--- begin ---
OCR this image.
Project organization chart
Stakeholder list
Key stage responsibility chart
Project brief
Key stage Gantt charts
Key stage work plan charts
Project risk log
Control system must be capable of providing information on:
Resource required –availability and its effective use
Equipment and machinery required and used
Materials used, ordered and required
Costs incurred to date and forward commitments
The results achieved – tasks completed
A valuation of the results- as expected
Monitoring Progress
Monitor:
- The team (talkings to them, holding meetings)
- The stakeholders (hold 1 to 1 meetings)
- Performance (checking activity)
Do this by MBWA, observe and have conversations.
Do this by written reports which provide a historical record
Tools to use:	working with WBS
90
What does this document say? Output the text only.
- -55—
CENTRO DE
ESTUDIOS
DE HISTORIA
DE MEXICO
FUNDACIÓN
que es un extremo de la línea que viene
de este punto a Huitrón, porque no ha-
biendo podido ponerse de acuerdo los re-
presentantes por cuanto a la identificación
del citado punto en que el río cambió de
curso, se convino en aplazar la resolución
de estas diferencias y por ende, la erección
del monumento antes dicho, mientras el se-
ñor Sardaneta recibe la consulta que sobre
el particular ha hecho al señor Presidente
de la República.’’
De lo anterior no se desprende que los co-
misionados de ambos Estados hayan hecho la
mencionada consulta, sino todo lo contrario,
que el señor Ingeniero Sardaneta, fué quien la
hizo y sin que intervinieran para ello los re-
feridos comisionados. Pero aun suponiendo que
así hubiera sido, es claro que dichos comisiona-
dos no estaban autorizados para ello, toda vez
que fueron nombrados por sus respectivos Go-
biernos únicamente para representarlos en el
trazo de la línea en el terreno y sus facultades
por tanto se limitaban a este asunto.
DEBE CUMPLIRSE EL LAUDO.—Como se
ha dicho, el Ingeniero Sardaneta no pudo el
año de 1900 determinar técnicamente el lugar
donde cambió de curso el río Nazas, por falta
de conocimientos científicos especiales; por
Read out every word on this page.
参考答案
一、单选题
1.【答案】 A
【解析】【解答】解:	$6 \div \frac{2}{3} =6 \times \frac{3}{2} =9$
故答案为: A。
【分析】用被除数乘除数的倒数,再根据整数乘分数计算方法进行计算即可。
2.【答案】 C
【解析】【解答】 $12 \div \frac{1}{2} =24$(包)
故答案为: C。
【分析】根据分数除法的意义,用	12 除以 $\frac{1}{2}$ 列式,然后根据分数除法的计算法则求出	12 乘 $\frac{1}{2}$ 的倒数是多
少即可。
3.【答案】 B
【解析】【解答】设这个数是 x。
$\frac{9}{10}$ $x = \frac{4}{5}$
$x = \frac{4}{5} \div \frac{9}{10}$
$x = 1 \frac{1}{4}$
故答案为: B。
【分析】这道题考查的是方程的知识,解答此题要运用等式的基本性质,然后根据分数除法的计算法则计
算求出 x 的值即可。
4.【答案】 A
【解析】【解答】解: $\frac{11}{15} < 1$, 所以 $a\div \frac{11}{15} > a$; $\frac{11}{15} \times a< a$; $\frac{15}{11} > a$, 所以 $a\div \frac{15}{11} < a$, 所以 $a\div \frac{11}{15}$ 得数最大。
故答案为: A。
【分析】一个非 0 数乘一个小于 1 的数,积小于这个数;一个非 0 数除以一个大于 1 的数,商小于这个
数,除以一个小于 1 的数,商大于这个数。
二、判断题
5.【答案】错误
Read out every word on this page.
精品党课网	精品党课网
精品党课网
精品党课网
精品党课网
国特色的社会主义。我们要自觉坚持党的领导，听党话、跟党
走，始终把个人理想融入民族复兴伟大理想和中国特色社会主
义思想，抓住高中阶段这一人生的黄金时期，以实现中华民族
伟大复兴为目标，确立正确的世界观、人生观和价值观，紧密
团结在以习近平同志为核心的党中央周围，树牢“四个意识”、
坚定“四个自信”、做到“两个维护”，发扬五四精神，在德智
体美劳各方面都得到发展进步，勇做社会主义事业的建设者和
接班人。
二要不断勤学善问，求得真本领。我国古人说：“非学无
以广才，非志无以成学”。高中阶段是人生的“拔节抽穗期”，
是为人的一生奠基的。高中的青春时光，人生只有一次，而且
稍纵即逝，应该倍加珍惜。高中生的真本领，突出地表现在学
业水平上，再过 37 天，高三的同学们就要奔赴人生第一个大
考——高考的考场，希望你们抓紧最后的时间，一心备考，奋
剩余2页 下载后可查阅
--- end ---
TASK PROMPT
Among the records above, find each line holding the string "this" and pull it out.

EXERCISE RESPONSE
OCR this image.
Do this by MBWA, observe and have conversations.
Do this by written reports which provide a historical record
What does this document say? Output the text only.
Read out every word on this page.
Read out every word on this page.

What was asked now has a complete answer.